- Supplied data -
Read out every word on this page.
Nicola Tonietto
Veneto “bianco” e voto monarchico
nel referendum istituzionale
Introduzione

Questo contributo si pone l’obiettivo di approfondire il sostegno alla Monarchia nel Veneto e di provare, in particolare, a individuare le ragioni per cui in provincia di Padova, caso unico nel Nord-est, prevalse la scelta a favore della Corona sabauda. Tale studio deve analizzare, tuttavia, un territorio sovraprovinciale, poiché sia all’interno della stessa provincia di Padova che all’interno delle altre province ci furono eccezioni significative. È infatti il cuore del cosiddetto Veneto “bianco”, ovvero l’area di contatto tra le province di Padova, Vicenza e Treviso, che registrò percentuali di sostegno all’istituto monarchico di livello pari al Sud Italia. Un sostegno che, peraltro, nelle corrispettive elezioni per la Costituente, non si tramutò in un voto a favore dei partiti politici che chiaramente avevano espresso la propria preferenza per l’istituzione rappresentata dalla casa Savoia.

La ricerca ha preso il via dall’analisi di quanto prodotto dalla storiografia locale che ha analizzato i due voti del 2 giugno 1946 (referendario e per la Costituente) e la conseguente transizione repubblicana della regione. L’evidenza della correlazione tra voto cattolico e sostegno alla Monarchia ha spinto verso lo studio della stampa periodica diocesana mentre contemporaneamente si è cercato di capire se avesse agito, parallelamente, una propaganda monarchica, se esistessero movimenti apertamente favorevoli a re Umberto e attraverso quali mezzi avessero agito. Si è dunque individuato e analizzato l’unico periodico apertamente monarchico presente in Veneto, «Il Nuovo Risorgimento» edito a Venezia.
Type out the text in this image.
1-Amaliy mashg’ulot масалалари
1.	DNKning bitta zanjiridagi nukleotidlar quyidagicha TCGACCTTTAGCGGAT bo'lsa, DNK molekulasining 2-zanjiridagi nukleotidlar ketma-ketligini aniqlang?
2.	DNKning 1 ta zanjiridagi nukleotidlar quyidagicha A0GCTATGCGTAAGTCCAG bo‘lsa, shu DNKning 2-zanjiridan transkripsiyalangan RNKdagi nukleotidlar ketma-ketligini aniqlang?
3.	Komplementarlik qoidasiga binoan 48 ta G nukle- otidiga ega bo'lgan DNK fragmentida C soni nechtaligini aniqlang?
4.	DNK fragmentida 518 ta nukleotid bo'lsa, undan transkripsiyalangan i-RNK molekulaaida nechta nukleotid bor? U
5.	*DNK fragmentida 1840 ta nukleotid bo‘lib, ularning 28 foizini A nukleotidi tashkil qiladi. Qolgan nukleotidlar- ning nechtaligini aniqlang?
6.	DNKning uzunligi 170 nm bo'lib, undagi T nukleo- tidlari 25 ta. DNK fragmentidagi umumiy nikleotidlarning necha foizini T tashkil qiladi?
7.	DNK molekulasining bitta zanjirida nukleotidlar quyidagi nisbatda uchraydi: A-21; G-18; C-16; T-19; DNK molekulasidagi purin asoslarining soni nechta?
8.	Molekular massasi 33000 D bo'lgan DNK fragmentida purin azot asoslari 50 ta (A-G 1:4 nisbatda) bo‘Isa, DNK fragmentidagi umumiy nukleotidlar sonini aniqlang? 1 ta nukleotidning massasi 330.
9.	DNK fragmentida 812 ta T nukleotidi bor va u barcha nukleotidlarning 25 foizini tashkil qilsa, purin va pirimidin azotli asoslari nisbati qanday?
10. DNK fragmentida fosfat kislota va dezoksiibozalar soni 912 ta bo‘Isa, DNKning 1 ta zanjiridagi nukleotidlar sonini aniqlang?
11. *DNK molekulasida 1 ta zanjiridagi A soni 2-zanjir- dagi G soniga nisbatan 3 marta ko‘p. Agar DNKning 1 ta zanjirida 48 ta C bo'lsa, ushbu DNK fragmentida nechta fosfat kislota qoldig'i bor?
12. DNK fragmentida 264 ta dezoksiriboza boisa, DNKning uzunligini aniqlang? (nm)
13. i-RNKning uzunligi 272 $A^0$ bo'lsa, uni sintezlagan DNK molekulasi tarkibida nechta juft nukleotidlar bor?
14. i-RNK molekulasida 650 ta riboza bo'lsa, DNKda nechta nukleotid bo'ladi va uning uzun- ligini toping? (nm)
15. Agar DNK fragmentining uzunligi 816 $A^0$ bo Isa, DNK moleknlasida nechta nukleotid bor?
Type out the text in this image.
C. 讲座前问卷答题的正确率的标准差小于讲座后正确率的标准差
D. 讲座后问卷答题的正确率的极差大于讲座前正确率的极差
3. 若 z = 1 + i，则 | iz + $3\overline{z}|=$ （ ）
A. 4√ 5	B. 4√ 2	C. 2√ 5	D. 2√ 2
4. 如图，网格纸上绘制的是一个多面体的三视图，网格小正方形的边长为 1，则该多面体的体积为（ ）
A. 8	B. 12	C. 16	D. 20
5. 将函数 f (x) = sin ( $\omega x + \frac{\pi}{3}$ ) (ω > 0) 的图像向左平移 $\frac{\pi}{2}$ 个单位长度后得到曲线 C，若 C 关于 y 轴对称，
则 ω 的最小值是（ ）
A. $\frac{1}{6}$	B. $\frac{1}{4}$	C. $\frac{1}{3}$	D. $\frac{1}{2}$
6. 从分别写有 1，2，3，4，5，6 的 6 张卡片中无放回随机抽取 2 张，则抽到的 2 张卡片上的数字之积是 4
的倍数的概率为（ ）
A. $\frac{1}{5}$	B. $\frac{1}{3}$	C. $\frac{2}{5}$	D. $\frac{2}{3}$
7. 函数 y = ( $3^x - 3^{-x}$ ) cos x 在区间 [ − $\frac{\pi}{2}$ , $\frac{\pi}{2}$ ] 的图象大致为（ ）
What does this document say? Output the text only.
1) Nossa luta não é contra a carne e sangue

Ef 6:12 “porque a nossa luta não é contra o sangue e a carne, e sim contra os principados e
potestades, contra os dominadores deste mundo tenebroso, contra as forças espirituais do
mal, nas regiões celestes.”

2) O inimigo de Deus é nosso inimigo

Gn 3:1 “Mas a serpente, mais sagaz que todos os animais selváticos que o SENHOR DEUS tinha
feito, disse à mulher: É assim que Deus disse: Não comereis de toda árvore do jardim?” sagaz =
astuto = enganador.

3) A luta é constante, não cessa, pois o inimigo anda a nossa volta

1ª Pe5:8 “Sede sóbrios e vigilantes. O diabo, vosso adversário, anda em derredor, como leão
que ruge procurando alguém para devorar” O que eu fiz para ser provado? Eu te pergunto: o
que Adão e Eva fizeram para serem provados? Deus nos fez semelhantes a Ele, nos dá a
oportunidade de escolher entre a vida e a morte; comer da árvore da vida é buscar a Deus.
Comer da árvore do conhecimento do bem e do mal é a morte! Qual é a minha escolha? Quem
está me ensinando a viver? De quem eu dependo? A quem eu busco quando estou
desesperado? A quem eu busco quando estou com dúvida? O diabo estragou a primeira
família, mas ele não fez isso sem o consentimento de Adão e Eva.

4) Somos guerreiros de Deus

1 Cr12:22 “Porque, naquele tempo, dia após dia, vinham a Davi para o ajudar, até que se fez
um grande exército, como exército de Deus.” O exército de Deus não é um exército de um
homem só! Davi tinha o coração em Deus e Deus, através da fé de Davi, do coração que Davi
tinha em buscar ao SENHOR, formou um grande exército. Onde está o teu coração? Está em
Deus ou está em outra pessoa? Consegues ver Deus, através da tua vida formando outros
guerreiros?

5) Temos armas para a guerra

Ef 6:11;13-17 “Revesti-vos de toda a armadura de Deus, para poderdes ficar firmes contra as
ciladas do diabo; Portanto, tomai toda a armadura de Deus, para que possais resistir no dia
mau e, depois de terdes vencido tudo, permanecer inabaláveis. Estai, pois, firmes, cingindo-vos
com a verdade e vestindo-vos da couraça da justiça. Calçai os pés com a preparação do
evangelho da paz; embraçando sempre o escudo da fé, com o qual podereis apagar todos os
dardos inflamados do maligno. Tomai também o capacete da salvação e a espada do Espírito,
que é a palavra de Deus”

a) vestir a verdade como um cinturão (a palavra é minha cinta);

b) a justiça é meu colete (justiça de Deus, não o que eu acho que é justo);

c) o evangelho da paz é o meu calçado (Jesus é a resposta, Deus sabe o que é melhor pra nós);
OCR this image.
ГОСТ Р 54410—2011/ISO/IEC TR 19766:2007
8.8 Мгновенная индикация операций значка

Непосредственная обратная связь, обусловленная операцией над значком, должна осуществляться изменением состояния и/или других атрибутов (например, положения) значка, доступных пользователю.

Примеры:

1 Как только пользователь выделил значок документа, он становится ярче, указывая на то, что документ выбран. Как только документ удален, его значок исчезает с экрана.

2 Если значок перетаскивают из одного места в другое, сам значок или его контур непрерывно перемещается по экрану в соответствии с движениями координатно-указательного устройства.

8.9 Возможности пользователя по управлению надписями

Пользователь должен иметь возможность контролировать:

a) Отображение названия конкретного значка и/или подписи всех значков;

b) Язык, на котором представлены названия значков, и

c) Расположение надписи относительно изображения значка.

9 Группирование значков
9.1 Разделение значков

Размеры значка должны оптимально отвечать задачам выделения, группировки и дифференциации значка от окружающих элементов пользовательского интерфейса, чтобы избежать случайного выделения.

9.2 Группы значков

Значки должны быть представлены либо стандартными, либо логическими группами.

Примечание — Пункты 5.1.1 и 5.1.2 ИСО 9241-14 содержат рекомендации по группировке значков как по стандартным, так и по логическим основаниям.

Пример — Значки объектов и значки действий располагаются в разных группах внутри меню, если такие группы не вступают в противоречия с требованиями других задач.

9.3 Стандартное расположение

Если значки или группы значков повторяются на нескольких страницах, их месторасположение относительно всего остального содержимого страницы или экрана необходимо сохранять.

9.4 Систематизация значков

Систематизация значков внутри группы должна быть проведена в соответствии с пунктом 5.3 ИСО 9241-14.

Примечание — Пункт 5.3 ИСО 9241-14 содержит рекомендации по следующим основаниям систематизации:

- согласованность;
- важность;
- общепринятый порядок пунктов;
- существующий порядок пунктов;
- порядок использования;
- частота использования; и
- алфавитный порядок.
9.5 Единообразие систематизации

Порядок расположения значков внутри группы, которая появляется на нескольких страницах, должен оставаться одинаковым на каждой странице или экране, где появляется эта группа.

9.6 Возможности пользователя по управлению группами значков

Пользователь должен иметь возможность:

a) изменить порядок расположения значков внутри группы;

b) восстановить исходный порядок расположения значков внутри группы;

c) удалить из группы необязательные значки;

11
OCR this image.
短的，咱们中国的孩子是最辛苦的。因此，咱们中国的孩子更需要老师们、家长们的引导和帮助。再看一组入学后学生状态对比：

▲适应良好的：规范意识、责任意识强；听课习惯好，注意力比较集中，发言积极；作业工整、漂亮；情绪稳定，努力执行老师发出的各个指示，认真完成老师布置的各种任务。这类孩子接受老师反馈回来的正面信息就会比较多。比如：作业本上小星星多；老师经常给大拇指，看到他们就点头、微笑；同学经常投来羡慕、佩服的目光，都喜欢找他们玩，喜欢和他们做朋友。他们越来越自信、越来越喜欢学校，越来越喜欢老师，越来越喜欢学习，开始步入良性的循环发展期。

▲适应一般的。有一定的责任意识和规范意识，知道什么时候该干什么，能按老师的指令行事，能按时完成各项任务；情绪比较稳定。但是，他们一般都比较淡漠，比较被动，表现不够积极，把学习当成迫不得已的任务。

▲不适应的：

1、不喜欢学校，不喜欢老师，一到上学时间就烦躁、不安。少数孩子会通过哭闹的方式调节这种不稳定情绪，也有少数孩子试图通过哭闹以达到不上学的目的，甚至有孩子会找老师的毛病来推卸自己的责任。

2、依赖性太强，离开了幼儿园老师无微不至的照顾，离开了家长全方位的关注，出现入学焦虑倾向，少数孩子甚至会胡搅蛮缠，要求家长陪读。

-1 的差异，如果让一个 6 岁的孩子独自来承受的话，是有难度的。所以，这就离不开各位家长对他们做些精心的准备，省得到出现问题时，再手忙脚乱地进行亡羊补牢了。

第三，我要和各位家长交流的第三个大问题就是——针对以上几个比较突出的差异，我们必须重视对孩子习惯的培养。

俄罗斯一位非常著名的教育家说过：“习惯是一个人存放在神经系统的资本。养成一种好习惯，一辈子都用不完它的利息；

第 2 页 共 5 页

- Goal -
State the count of lines that contain the string "ketligini". Nothing else is needed.

- Written reply -
2